▶ [Stated exercise] Look below and pull out each line with the word "name".
___ Information provided
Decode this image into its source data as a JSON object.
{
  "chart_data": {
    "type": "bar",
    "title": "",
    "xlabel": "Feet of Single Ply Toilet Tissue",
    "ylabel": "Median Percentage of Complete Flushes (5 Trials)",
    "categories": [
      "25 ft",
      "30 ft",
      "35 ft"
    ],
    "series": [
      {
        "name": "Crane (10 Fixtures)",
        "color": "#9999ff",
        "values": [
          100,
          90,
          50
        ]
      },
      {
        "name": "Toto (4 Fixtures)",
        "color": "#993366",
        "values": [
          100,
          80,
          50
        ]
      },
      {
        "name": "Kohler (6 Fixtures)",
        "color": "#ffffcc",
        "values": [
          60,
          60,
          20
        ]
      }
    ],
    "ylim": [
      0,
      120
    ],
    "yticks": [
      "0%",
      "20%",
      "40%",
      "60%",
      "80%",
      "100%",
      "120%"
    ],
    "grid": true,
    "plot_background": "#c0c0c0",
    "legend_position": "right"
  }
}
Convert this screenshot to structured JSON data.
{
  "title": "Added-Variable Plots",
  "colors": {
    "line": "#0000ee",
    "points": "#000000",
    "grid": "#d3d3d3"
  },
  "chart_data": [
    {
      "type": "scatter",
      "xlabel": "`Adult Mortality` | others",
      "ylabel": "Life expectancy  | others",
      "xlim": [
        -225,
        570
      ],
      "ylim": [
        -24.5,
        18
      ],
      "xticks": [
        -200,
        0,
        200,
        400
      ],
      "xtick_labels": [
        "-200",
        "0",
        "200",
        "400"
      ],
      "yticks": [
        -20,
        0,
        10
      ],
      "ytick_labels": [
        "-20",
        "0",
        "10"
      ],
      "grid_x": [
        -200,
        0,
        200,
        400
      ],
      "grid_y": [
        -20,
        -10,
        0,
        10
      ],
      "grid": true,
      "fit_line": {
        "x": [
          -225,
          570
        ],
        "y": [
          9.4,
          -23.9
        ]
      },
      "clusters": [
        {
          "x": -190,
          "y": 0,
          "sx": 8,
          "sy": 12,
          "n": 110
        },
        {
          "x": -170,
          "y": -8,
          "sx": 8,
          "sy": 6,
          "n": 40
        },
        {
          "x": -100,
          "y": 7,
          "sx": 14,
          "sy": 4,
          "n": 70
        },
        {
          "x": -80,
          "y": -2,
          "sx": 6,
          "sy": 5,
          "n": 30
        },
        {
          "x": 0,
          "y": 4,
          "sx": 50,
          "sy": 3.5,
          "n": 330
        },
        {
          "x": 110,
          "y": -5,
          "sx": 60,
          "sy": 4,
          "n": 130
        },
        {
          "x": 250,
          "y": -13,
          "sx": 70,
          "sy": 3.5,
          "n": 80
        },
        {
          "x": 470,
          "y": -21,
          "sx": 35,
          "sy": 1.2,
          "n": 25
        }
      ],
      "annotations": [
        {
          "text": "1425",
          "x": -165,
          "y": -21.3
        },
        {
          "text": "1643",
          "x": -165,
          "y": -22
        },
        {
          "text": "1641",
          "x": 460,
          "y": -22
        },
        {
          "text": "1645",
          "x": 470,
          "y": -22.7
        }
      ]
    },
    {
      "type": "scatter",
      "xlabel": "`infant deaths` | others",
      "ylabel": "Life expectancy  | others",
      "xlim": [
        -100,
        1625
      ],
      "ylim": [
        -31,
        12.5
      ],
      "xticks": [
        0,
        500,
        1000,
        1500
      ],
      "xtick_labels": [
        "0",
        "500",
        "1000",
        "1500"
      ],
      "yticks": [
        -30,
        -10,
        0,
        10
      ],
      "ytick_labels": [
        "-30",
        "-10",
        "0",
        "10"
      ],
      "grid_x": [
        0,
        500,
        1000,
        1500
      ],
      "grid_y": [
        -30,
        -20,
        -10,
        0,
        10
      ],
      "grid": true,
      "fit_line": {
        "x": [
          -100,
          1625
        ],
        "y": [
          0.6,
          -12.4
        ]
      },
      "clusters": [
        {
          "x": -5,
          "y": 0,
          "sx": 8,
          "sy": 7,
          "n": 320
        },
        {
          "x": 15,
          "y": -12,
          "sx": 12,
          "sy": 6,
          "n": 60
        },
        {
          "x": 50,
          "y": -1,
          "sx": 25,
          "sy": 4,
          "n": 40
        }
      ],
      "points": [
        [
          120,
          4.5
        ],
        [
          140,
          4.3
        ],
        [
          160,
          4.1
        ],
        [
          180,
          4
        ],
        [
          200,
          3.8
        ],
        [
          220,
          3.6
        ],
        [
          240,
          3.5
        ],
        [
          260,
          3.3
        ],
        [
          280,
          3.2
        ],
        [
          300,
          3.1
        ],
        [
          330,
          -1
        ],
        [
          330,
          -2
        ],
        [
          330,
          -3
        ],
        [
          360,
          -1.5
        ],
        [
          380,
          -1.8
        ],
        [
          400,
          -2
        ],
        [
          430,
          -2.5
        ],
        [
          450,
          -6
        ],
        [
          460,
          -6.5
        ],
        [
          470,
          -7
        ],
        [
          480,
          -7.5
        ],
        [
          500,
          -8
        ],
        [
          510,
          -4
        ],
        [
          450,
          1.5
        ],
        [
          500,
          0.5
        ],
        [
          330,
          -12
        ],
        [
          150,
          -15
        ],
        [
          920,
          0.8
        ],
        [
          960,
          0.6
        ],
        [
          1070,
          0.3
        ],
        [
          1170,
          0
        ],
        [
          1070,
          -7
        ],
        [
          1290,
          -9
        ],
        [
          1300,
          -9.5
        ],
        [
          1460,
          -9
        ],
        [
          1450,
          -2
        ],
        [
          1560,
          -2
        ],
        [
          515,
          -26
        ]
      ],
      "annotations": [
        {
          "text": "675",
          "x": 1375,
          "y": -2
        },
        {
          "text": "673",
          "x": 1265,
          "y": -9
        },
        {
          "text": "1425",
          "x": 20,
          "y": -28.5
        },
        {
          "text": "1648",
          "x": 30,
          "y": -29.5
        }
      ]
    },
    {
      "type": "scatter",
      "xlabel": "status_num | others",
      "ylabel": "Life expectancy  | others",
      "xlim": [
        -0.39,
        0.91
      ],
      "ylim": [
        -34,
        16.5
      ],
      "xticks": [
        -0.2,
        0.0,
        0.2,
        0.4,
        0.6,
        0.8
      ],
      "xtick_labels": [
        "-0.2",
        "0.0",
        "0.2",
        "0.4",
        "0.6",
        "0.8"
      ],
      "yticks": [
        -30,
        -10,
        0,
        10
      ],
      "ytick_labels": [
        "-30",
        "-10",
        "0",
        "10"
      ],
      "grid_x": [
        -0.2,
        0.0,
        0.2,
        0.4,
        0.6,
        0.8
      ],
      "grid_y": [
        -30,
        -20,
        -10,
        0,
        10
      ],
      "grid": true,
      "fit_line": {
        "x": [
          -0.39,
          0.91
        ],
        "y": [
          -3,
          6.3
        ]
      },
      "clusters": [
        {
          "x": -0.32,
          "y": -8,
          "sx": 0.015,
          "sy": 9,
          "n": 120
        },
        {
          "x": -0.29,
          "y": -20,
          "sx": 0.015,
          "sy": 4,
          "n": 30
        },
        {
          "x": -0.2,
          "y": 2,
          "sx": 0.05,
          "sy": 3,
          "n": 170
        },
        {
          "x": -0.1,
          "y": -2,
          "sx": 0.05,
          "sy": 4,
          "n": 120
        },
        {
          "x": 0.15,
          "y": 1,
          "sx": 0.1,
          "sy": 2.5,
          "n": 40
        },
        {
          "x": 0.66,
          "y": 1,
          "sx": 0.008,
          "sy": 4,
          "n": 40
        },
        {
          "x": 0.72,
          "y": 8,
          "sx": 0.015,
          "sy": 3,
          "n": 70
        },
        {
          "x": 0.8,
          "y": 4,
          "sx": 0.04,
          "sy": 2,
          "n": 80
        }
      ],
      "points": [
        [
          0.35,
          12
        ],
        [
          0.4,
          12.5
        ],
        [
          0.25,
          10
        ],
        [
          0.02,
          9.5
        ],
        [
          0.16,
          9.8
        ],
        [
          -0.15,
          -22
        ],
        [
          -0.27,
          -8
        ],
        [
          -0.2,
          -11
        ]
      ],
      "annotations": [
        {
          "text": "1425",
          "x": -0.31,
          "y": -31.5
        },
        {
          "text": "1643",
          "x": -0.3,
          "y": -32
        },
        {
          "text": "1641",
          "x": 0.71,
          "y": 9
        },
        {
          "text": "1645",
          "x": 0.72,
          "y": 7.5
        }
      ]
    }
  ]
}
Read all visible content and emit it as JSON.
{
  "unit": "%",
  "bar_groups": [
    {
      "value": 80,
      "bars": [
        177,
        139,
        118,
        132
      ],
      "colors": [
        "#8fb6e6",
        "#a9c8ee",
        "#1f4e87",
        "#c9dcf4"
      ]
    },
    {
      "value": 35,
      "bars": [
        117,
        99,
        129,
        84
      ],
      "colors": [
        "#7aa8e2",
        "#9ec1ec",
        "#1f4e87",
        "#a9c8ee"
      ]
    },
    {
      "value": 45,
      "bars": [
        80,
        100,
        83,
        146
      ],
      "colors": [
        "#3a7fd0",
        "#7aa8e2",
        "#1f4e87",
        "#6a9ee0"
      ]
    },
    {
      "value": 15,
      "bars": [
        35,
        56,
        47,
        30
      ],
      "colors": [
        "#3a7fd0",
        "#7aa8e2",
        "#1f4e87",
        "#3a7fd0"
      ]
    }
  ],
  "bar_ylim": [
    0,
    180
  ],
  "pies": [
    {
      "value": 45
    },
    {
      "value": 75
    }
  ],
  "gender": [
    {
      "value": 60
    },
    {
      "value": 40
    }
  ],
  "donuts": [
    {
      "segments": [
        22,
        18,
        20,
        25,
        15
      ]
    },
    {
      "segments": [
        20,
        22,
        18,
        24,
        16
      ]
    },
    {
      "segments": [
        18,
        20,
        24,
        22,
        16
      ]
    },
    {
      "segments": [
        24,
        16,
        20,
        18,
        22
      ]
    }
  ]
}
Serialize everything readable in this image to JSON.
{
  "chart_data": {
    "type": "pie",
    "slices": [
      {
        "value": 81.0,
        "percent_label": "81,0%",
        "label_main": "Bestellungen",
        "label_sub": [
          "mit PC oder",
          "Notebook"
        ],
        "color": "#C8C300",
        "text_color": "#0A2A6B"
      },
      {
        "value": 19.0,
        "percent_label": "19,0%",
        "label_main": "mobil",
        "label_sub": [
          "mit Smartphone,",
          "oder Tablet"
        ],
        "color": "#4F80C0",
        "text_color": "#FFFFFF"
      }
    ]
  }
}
______
▶ [Exercise solution]
        "name": "Crane (10 Fixtures)",
        "name": "Toto (4 Fixtures)",
        "name": "Kohler (6 Fixtures)",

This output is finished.